▸ HOW TO COMPLETE THIS TASK
Search each line below for "declared", then return the lines where it appears.

--

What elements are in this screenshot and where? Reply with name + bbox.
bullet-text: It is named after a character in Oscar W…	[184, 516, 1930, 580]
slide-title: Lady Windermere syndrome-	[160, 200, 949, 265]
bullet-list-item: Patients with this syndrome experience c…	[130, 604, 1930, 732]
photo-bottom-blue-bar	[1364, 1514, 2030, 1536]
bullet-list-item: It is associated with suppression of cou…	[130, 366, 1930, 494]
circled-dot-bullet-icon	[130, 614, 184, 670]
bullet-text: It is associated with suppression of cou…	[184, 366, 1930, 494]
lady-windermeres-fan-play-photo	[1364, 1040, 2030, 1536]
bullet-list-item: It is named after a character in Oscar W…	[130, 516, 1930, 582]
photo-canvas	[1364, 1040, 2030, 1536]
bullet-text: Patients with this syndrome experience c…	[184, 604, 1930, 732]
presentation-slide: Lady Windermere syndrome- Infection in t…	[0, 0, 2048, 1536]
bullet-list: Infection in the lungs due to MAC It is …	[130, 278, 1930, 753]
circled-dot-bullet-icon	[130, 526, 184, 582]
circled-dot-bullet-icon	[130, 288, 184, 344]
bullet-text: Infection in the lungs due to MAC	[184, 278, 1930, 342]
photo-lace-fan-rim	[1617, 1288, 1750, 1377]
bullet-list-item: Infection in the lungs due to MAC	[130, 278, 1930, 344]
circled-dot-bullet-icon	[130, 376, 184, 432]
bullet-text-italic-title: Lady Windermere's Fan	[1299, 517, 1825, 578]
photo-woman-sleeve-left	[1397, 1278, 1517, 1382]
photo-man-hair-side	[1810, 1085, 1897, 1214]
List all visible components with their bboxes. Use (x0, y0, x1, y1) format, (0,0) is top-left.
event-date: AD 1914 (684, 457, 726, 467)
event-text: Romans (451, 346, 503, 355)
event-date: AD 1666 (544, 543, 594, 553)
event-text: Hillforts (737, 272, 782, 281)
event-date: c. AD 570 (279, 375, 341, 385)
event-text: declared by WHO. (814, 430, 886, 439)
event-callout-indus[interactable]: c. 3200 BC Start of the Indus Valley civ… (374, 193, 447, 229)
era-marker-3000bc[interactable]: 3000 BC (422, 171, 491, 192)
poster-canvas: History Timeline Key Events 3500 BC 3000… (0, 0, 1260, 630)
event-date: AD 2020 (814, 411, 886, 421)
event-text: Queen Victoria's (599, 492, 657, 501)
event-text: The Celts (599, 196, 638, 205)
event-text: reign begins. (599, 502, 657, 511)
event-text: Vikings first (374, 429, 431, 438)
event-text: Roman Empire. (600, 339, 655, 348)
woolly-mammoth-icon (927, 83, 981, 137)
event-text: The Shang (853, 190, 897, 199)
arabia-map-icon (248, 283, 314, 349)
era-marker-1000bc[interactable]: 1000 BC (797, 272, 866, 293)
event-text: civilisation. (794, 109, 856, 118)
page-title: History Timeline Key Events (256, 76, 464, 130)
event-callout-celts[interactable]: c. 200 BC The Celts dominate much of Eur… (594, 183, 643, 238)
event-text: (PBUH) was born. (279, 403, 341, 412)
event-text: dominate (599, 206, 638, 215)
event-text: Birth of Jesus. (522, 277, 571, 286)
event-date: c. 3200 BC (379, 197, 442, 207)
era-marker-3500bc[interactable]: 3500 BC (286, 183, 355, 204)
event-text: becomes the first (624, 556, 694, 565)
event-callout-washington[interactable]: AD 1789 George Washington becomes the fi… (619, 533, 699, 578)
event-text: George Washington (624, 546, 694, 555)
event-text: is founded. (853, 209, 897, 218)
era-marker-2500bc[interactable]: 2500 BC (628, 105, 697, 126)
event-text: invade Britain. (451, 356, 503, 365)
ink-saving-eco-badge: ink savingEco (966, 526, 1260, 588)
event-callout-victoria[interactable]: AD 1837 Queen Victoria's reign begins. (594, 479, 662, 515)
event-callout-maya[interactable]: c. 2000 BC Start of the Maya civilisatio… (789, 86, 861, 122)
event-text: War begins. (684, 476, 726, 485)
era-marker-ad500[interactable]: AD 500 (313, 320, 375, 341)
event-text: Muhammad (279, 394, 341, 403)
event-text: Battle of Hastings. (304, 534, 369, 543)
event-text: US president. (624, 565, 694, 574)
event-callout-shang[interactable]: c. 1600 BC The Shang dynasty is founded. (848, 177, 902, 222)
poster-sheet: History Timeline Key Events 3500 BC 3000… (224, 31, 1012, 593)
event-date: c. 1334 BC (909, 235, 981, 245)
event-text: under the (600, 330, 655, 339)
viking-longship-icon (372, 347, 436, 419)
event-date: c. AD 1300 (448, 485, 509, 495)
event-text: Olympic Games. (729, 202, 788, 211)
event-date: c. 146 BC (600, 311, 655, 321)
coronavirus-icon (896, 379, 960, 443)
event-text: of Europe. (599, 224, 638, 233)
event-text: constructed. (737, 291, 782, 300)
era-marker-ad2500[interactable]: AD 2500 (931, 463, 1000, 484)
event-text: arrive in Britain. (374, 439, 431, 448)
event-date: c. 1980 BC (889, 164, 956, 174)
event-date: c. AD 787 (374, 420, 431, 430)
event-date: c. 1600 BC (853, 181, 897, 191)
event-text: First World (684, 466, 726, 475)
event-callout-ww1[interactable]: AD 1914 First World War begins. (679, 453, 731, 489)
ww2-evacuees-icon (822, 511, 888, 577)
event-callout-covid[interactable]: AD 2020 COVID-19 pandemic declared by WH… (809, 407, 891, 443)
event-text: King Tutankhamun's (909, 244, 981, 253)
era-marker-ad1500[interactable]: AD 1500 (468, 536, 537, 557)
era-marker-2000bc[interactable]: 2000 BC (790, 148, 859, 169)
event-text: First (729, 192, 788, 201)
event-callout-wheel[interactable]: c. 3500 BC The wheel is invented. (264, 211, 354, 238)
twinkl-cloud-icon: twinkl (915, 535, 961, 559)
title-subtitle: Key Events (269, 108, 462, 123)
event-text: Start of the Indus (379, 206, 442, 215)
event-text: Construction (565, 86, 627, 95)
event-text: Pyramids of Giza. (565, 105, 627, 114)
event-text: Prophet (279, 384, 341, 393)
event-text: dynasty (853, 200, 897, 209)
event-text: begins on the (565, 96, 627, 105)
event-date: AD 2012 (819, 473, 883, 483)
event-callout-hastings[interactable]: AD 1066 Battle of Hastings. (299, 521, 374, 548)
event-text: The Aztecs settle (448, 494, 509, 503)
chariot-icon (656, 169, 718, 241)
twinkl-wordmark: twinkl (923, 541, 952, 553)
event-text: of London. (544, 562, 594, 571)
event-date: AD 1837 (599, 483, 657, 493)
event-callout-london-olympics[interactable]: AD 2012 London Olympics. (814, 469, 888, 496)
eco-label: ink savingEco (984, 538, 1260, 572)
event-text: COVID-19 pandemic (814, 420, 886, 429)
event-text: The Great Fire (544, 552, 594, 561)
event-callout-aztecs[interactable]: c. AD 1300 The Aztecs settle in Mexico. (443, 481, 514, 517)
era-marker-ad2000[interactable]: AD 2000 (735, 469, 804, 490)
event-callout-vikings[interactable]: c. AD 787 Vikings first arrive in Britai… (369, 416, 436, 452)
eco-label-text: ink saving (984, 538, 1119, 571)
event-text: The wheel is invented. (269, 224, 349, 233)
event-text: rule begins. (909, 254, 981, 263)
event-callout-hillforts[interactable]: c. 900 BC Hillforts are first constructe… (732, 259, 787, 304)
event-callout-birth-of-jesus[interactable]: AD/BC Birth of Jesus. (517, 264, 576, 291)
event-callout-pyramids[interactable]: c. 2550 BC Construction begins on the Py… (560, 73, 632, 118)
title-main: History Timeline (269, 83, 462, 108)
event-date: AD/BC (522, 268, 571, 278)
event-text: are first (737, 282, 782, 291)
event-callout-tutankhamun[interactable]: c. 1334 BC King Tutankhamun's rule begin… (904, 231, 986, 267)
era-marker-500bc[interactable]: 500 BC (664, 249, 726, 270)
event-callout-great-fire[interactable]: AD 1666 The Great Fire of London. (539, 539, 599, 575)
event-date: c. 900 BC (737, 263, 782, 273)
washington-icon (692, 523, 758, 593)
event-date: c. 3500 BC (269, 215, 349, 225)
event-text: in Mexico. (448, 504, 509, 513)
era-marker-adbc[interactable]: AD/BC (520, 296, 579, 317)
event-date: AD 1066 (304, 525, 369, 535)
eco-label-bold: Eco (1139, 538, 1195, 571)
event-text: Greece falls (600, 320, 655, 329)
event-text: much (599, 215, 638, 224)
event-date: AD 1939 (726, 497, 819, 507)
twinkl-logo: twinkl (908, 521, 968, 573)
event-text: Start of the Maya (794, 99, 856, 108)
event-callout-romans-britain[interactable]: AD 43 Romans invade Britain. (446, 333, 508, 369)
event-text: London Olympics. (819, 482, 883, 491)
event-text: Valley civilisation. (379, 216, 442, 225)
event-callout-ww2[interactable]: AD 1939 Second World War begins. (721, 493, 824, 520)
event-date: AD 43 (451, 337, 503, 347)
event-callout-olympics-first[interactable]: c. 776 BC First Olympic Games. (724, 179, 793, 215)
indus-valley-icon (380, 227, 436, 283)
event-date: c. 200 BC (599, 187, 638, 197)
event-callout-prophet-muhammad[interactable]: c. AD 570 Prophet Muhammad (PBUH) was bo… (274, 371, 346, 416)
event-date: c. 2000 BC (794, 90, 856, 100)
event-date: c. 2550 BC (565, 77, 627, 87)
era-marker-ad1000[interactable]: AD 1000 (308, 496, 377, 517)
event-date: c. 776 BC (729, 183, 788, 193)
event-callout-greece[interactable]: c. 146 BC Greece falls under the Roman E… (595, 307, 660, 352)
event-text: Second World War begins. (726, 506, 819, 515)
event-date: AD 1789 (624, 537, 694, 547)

--

▸ RESPONSE
event-text: declared by WHO. (814, 430, 886, 439)
event-callout-covid[interactable]: AD 2020 COVID-19 pandemic declared by WH… (809, 407, 891, 443)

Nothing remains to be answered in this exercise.